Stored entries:
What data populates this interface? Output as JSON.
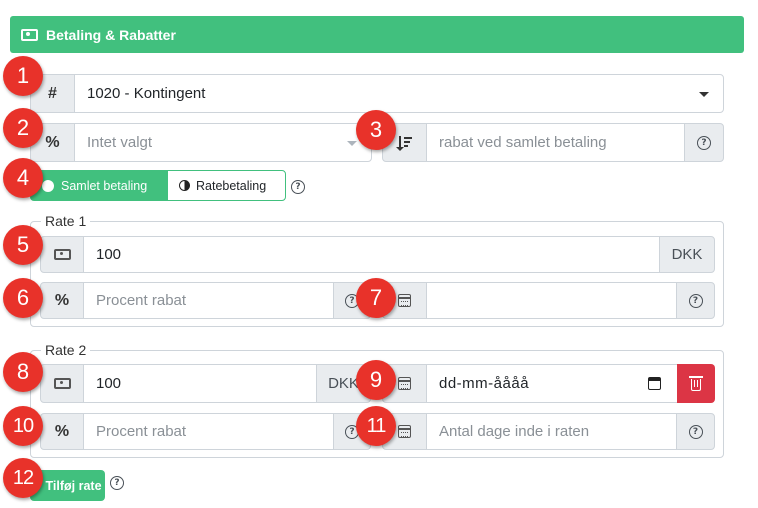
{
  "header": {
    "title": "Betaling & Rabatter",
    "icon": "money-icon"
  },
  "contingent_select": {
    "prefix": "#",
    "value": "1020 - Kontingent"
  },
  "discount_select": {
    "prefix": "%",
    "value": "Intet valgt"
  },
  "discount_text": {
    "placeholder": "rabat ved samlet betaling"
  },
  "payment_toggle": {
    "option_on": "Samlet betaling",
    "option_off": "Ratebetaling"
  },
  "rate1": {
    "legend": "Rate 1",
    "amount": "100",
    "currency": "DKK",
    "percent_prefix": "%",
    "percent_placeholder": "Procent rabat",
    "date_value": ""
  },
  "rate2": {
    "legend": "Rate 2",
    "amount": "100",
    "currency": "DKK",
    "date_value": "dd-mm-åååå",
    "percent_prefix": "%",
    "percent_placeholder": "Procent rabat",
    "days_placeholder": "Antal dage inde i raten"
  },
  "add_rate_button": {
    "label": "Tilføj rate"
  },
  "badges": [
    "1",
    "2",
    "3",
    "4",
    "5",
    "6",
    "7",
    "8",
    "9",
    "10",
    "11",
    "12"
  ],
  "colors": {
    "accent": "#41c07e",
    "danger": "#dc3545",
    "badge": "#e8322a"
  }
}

* TO DO: Do not include images; quote all of the entries above exactly.

* ANSWER FOR THIS EXERCISE:
What data populates this interface? Output as JSON.
{
  "header": {
    "title": "Betaling & Rabatter",
    "icon": "money-icon"
  },
  "contingent_select": {
    "prefix": "#",
    "value": "1020 - Kontingent"
  },
  "discount_select": {
    "prefix": "%",
    "value": "Intet valgt"
  },
  "discount_text": {
    "placeholder": "rabat ved samlet betaling"
  },
  "payment_toggle": {
    "option_on": "Samlet betaling",
    "option_off": "Ratebetaling"
  },
  "rate1": {
    "legend": "Rate 1",
    "amount": "100",
    "currency": "DKK",
    "percent_prefix": "%",
    "percent_placeholder": "Procent rabat",
    "date_value": ""
  },
  "rate2": {
    "legend": "Rate 2",
    "amount": "100",
    "currency": "DKK",
    "date_value": "dd-mm-åååå",
    "percent_prefix": "%",
    "percent_placeholder": "Procent rabat",
    "days_placeholder": "Antal dage inde i raten"
  },
  "add_rate_button": {
    "label": "Tilføj rate"
  },
  "badges": [
    "1",
    "2",
    "3",
    "4",
    "5",
    "6",
    "7",
    "8",
    "9",
    "10",
    "11",
    "12"
  ],
  "colors": {
    "accent": "#41c07e",
    "danger": "#dc3545",
    "badge": "#e8322a"
  }
}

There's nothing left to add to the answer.